▶ [Aim of the exercise] Within the records below, find each line that holds the string "Model", then copy it.

-- START Source data --

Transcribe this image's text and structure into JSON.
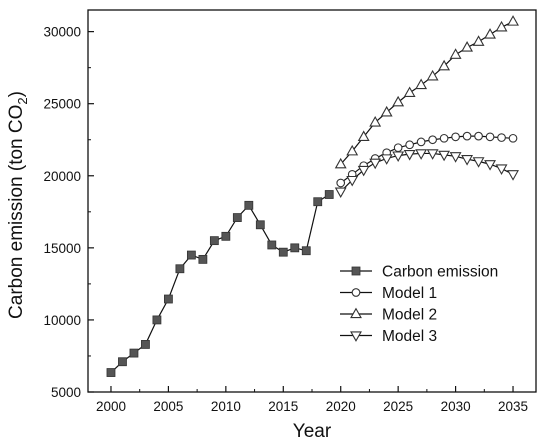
{
  "chart_data": {
    "type": "line",
    "xlabel": "Year",
    "ylabel": "Carbon emission (ton CO",
    "ylabel_sub": "2",
    "ylabel_close": ")",
    "xlim": [
      1998,
      2037
    ],
    "ylim": [
      5000,
      31500
    ],
    "xticks": [
      2000,
      2005,
      2010,
      2015,
      2020,
      2025,
      2030,
      2035
    ],
    "yticks": [
      5000,
      10000,
      15000,
      20000,
      25000,
      30000
    ],
    "legend_position": "bottom-right",
    "series": [
      {
        "name": "Carbon emission",
        "marker": "square",
        "x": [
          2000,
          2001,
          2002,
          2003,
          2004,
          2005,
          2006,
          2007,
          2008,
          2009,
          2010,
          2011,
          2012,
          2013,
          2014,
          2015,
          2016,
          2017,
          2018,
          2019
        ],
        "y": [
          6350,
          7100,
          7700,
          8300,
          10000,
          11450,
          13550,
          14500,
          14200,
          15500,
          15800,
          17100,
          17950,
          16600,
          15200,
          14700,
          15000,
          14800,
          18200,
          18700
        ]
      },
      {
        "name": "Model 1",
        "marker": "circle",
        "x": [
          2020,
          2021,
          2022,
          2023,
          2024,
          2025,
          2026,
          2027,
          2028,
          2029,
          2030,
          2031,
          2032,
          2033,
          2034,
          2035
        ],
        "y": [
          19500,
          20100,
          20700,
          21200,
          21600,
          21950,
          22150,
          22350,
          22500,
          22600,
          22700,
          22750,
          22750,
          22700,
          22650,
          22600
        ]
      },
      {
        "name": "Model 2",
        "marker": "triangle-up",
        "x": [
          2020,
          2021,
          2022,
          2023,
          2024,
          2025,
          2026,
          2027,
          2028,
          2029,
          2030,
          2031,
          2032,
          2033,
          2034,
          2035
        ],
        "y": [
          20800,
          21700,
          22700,
          23700,
          24400,
          25100,
          25750,
          26300,
          26900,
          27600,
          28400,
          28900,
          29300,
          29800,
          30300,
          30700
        ]
      },
      {
        "name": "Model 3",
        "marker": "triangle-down",
        "x": [
          2020,
          2021,
          2022,
          2023,
          2024,
          2025,
          2026,
          2027,
          2028,
          2029,
          2030,
          2031,
          2032,
          2033,
          2034,
          2035
        ],
        "y": [
          18900,
          19700,
          20400,
          20900,
          21200,
          21400,
          21500,
          21550,
          21550,
          21450,
          21350,
          21150,
          21000,
          20800,
          20500,
          20100
        ]
      }
    ]
  }
}
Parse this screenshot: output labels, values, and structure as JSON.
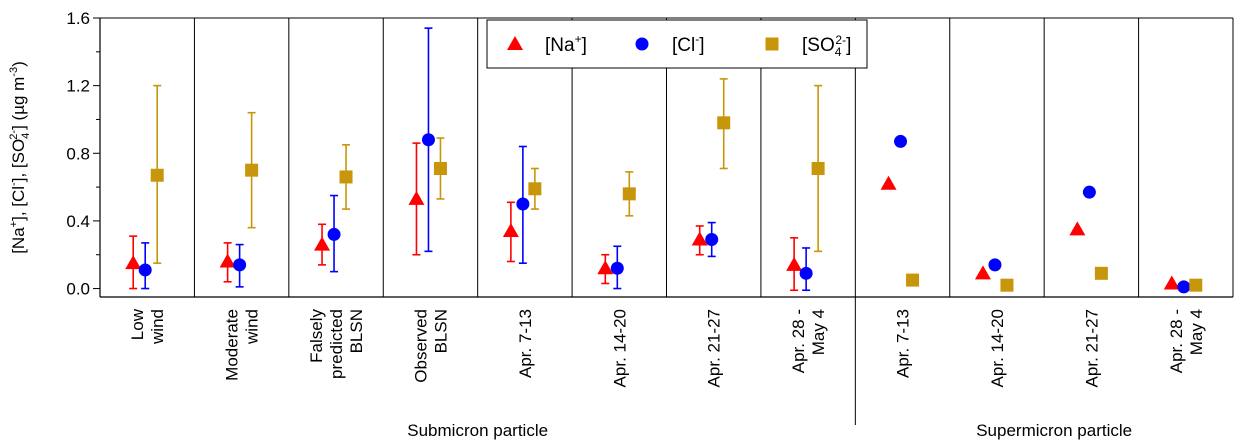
{
  "chart_data": {
    "type": "scatter",
    "ylabel_parts": [
      "[Na",
      "+",
      "], [Cl",
      "-",
      "], [SO",
      "4",
      "2-",
      "] (µg m",
      "-3",
      ")"
    ],
    "ylim": [
      -0.05,
      1.6
    ],
    "yticks": [
      "0.0",
      "0.4",
      "0.8",
      "1.2",
      "1.6"
    ],
    "categories": [
      [
        "Low",
        "wind"
      ],
      [
        "Moderate",
        "wind"
      ],
      [
        "Falsely",
        "predicted",
        "BLSN"
      ],
      [
        "Observed",
        "BLSN"
      ],
      [
        "Apr. 7-13"
      ],
      [
        "Apr. 14-20"
      ],
      [
        "Apr. 21-27"
      ],
      [
        "Apr. 28 -",
        "May 4"
      ],
      [
        "Apr. 7-13"
      ],
      [
        "Apr. 14-20"
      ],
      [
        "Apr. 21-27"
      ],
      [
        "Apr. 28 -",
        "May 4"
      ]
    ],
    "groups": [
      "Submicron particle",
      "Supermicron particle"
    ],
    "legend": [
      {
        "base": "[Na",
        "sup": "+",
        "sub": "",
        "end": "]"
      },
      {
        "base": "[Cl",
        "sup": "-",
        "sub": "",
        "end": "]"
      },
      {
        "base": "[SO",
        "sup": "2-",
        "sub": "4",
        "end": "]"
      }
    ],
    "series": [
      {
        "marker": "triangle",
        "color": "#ff0000",
        "values": [
          0.15,
          0.16,
          0.26,
          0.53,
          0.34,
          0.12,
          0.29,
          0.14,
          0.62,
          0.09,
          0.35,
          0.03
        ],
        "err_low": [
          0.0,
          0.04,
          0.14,
          0.2,
          0.16,
          0.03,
          0.2,
          -0.01,
          null,
          null,
          null,
          null
        ],
        "err_high": [
          0.31,
          0.27,
          0.38,
          0.86,
          0.51,
          0.2,
          0.37,
          0.3,
          null,
          null,
          null,
          null
        ]
      },
      {
        "marker": "circle",
        "color": "#0000ff",
        "values": [
          0.11,
          0.14,
          0.32,
          0.88,
          0.5,
          0.12,
          0.29,
          0.09,
          0.87,
          0.14,
          0.57,
          0.01
        ],
        "err_low": [
          0.0,
          0.01,
          0.1,
          0.22,
          0.15,
          0.0,
          0.19,
          -0.01,
          null,
          null,
          null,
          null
        ],
        "err_high": [
          0.27,
          0.26,
          0.55,
          1.54,
          0.84,
          0.25,
          0.39,
          0.24,
          null,
          null,
          null,
          null
        ]
      },
      {
        "marker": "square",
        "color": "#c8960a",
        "values": [
          0.67,
          0.7,
          0.66,
          0.71,
          0.59,
          0.56,
          0.98,
          0.71,
          0.05,
          0.02,
          0.09,
          0.02
        ],
        "err_low": [
          0.15,
          0.36,
          0.47,
          0.53,
          0.47,
          0.43,
          0.71,
          0.22,
          null,
          null,
          null,
          null
        ],
        "err_high": [
          1.2,
          1.04,
          0.85,
          0.89,
          0.71,
          0.69,
          1.24,
          1.2,
          null,
          null,
          null,
          null
        ]
      }
    ]
  }
}
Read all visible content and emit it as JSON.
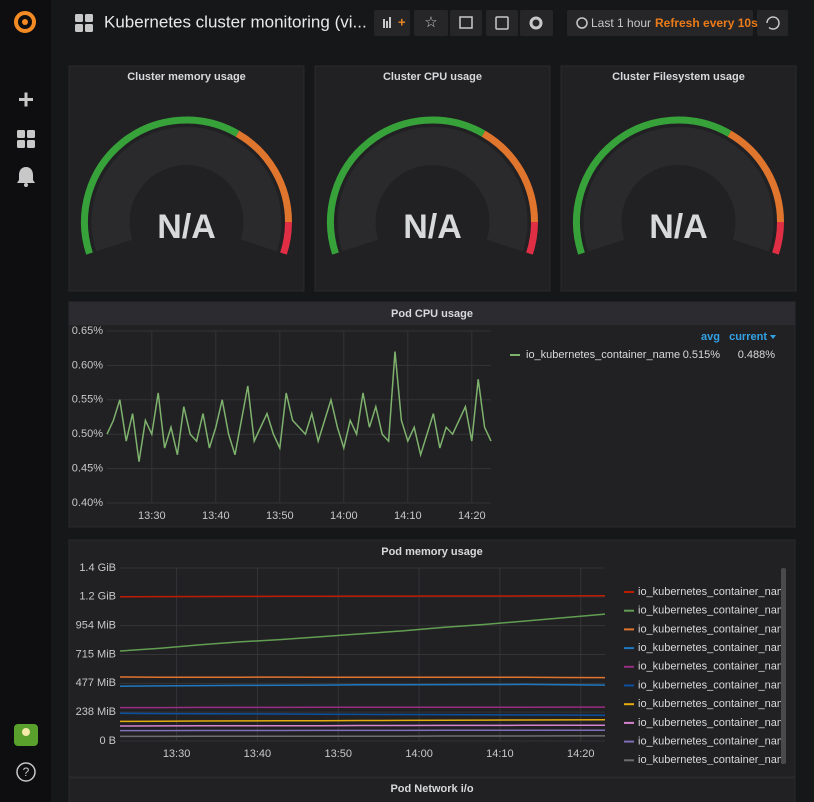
{
  "header": {
    "title": "Kubernetes cluster monitoring (vi...",
    "time_range": "Last 1 hour",
    "refresh": "Refresh every 10s"
  },
  "gauges": [
    {
      "title": "Cluster memory usage",
      "value": "N/A"
    },
    {
      "title": "Cluster CPU usage",
      "value": "N/A"
    },
    {
      "title": "Cluster Filesystem usage",
      "value": "N/A"
    }
  ],
  "cpu_panel": {
    "type": "line",
    "title": "Pod CPU usage",
    "x": [
      "13:23",
      "13:24",
      "13:25",
      "13:26",
      "13:27",
      "13:28",
      "13:29",
      "13:30",
      "13:31",
      "13:32",
      "13:33",
      "13:34",
      "13:35",
      "13:36",
      "13:37",
      "13:38",
      "13:39",
      "13:40",
      "13:41",
      "13:42",
      "13:43",
      "13:44",
      "13:45",
      "13:46",
      "13:47",
      "13:48",
      "13:49",
      "13:50",
      "13:51",
      "13:52",
      "13:53",
      "13:54",
      "13:55",
      "13:56",
      "13:57",
      "13:58",
      "13:59",
      "14:00",
      "14:01",
      "14:02",
      "14:03",
      "14:04",
      "14:05",
      "14:06",
      "14:07",
      "14:08",
      "14:09",
      "14:10",
      "14:11",
      "14:12",
      "14:13",
      "14:14",
      "14:15",
      "14:16",
      "14:17",
      "14:18",
      "14:19",
      "14:20",
      "14:21",
      "14:22",
      "14:23"
    ],
    "xlim": [
      "13:23",
      "14:23"
    ],
    "xticks": [
      "13:30",
      "13:40",
      "13:50",
      "14:00",
      "14:10",
      "14:20"
    ],
    "ylim": [
      0.4,
      0.65
    ],
    "yticks": [
      {
        "value": 0.4,
        "label": "0.40%"
      },
      {
        "value": 0.45,
        "label": "0.45%"
      },
      {
        "value": 0.5,
        "label": "0.50%"
      },
      {
        "value": 0.55,
        "label": "0.55%"
      },
      {
        "value": 0.6,
        "label": "0.60%"
      },
      {
        "value": 0.65,
        "label": "0.65%"
      }
    ],
    "legend_columns": [
      "avg",
      "current"
    ],
    "series": [
      {
        "name": "io_kubernetes_container_name",
        "color": "#7eb26d",
        "avg": "0.515%",
        "current": "0.488%",
        "values": [
          0.5,
          0.52,
          0.55,
          0.49,
          0.53,
          0.46,
          0.52,
          0.5,
          0.56,
          0.48,
          0.51,
          0.47,
          0.54,
          0.5,
          0.49,
          0.53,
          0.48,
          0.51,
          0.55,
          0.5,
          0.47,
          0.52,
          0.57,
          0.49,
          0.51,
          0.53,
          0.5,
          0.48,
          0.56,
          0.52,
          0.51,
          0.5,
          0.53,
          0.49,
          0.52,
          0.55,
          0.51,
          0.48,
          0.52,
          0.5,
          0.56,
          0.51,
          0.54,
          0.5,
          0.49,
          0.62,
          0.52,
          0.49,
          0.51,
          0.47,
          0.5,
          0.53,
          0.48,
          0.51,
          0.5,
          0.52,
          0.54,
          0.49,
          0.58,
          0.51,
          0.49
        ]
      }
    ]
  },
  "memory_panel": {
    "type": "line",
    "title": "Pod memory usage",
    "x": [
      "13:23",
      "13:28",
      "13:33",
      "13:38",
      "13:43",
      "13:48",
      "13:53",
      "13:58",
      "14:03",
      "14:08",
      "14:13",
      "14:18",
      "14:23"
    ],
    "xlim": [
      "13:23",
      "14:23"
    ],
    "xticks": [
      "13:30",
      "13:40",
      "13:50",
      "14:00",
      "14:10",
      "14:20"
    ],
    "ylim": [
      0,
      1500000000
    ],
    "yticks": [
      {
        "value": 0,
        "label": "0 B"
      },
      {
        "value": 250000000,
        "label": "238 MiB"
      },
      {
        "value": 500000000,
        "label": "477 MiB"
      },
      {
        "value": 750000000,
        "label": "715 MiB"
      },
      {
        "value": 1000000000,
        "label": "954 MiB"
      },
      {
        "value": 1250000000,
        "label": "1.2 GiB"
      },
      {
        "value": 1500000000,
        "label": "1.4 GiB"
      }
    ],
    "series": [
      {
        "name": "io_kubernetes_container_name",
        "color": "#bf1b00",
        "values": [
          1250000000,
          1252000000,
          1253000000,
          1254000000,
          1255000000,
          1255000000,
          1256000000,
          1256000000,
          1257000000,
          1257000000,
          1258000000,
          1258000000,
          1259000000
        ]
      },
      {
        "name": "io_kubernetes_container_name",
        "color": "#629e51",
        "values": [
          780000000,
          805000000,
          835000000,
          860000000,
          880000000,
          905000000,
          930000000,
          955000000,
          985000000,
          1010000000,
          1040000000,
          1070000000,
          1100000000
        ]
      },
      {
        "name": "io_kubernetes_container_name",
        "color": "#e0752d",
        "values": [
          555000000,
          553000000,
          552000000,
          553000000,
          554000000,
          553000000,
          552000000,
          553000000,
          552000000,
          553000000,
          552000000,
          551000000,
          550000000
        ]
      },
      {
        "name": "io_kubernetes_container_name",
        "color": "#1f78c1",
        "values": [
          475000000,
          478000000,
          480000000,
          482000000,
          484000000,
          485000000,
          487000000,
          488000000,
          489000000,
          490000000,
          491000000,
          488000000,
          485000000
        ]
      },
      {
        "name": "io_kubernetes_container_name",
        "color": "#962d82",
        "values": [
          290000000,
          290000000,
          291000000,
          291000000,
          291000000,
          292000000,
          292000000,
          292000000,
          293000000,
          293000000,
          293000000,
          294000000,
          294000000
        ]
      },
      {
        "name": "io_kubernetes_container_name",
        "color": "#0a50a1",
        "values": [
          240000000,
          238000000,
          236000000,
          235000000,
          234000000,
          232000000,
          231000000,
          230000000,
          229000000,
          228000000,
          226000000,
          225000000,
          224000000
        ]
      },
      {
        "name": "io_kubernetes_container_name",
        "color": "#e5ac0e",
        "values": [
          170000000,
          172000000,
          173000000,
          174000000,
          175000000,
          176000000,
          178000000,
          179000000,
          180000000,
          181000000,
          182000000,
          183000000,
          184000000
        ]
      },
      {
        "name": "io_kubernetes_container_name",
        "color": "#d683ce",
        "values": [
          130000000,
          131000000,
          132000000,
          132000000,
          133000000,
          133000000,
          134000000,
          134000000,
          135000000,
          135000000,
          136000000,
          136000000,
          137000000
        ]
      },
      {
        "name": "io_kubernetes_container_name",
        "color": "#806eb7",
        "values": [
          90000000,
          90000000,
          91000000,
          91000000,
          91000000,
          92000000,
          92000000,
          92000000,
          93000000,
          93000000,
          93000000,
          94000000,
          94000000
        ]
      },
      {
        "name": "io_kubernetes_container_name",
        "color": "#6d6d70",
        "values": [
          40000000,
          40000000,
          41000000,
          41000000,
          41000000,
          42000000,
          42000000,
          42000000,
          43000000,
          43000000,
          43000000,
          44000000,
          44000000
        ]
      }
    ]
  },
  "network_panel": {
    "title": "Pod Network i/o"
  }
}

-- END Source data --

▶ [Exercise result]
        "name": "Model 1",
        "name": "Model 2",
        "name": "Model 3",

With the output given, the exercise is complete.